WHAT NEEDS TO BE DONE
Search the records below for the word "action" and show every line where it occurs.

[Dataset items]
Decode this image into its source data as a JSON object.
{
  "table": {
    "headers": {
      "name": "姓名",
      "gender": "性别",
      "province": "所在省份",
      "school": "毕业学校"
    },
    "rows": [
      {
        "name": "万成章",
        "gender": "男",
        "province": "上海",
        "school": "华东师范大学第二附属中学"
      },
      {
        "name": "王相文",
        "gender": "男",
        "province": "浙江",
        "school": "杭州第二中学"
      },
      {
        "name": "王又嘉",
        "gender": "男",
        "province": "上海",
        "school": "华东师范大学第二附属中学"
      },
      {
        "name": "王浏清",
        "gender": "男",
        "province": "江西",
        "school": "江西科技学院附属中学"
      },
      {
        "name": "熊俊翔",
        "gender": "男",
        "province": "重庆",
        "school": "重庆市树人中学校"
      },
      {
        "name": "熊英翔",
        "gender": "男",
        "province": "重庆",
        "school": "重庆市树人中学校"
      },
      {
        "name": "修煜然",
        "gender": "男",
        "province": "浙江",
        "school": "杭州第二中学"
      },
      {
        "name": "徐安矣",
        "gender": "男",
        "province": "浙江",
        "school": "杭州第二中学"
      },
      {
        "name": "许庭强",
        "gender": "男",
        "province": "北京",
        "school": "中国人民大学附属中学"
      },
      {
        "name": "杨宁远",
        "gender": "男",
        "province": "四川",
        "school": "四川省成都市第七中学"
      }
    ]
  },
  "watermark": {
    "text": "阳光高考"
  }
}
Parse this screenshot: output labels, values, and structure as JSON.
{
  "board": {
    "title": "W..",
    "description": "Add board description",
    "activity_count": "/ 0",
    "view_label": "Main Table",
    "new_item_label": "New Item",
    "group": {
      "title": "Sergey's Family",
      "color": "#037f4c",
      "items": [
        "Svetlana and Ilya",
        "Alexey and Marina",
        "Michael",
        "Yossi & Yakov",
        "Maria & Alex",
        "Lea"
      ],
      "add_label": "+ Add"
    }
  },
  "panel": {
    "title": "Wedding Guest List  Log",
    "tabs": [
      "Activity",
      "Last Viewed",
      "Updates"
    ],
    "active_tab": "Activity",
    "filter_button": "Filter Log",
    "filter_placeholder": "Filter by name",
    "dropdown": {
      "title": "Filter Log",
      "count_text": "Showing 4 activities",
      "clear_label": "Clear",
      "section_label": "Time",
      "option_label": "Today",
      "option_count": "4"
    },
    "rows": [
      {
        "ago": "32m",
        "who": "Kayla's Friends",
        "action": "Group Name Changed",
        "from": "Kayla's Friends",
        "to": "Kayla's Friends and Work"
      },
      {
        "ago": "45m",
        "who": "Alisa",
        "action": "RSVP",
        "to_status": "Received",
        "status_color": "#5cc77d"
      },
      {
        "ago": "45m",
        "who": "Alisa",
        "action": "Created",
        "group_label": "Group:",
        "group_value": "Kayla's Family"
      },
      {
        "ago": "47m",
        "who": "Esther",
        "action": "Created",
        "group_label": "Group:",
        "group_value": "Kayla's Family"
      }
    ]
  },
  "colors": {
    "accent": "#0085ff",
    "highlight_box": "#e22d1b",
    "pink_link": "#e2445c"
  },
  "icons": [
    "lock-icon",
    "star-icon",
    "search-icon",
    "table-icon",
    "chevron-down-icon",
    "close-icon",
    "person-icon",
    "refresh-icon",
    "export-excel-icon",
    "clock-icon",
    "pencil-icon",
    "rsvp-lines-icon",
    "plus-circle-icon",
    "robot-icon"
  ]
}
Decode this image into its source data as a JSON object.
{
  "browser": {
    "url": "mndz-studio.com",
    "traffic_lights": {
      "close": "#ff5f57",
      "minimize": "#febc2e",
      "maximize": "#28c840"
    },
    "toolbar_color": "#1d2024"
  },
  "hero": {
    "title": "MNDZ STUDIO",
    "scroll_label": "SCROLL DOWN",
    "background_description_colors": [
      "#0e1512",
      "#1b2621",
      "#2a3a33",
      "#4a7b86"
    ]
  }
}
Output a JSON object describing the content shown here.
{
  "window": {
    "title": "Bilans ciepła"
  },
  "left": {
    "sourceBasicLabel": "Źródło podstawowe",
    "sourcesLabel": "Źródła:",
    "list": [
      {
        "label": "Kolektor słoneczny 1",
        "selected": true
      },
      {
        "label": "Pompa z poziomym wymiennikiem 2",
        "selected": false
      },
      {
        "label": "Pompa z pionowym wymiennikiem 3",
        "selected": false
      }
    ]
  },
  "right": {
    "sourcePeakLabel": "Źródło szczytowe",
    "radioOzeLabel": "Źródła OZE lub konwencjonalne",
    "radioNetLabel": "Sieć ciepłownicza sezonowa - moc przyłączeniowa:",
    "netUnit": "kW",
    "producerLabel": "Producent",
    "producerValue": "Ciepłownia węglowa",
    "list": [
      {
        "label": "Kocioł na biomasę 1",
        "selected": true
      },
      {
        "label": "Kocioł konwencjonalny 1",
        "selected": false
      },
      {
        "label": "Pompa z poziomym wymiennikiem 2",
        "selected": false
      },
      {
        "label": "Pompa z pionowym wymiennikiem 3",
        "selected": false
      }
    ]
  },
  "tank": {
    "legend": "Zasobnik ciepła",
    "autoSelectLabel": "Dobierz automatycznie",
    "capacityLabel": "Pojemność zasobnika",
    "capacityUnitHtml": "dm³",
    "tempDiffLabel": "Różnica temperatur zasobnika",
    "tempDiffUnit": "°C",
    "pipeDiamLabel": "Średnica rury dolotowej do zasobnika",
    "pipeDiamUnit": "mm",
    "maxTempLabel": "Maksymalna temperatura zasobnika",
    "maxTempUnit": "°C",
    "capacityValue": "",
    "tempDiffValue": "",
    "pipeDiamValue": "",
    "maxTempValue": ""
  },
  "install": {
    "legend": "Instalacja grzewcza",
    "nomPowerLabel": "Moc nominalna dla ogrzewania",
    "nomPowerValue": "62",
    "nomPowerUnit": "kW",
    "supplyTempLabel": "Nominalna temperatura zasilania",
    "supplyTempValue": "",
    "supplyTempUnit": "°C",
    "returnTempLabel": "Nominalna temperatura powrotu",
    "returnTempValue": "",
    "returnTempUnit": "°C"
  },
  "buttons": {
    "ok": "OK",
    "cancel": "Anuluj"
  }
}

EXERCISE OUTPUT
        "action": "Group Name Changed",
        "action": "RSVP",
        "action": "Created",
        "action": "Created",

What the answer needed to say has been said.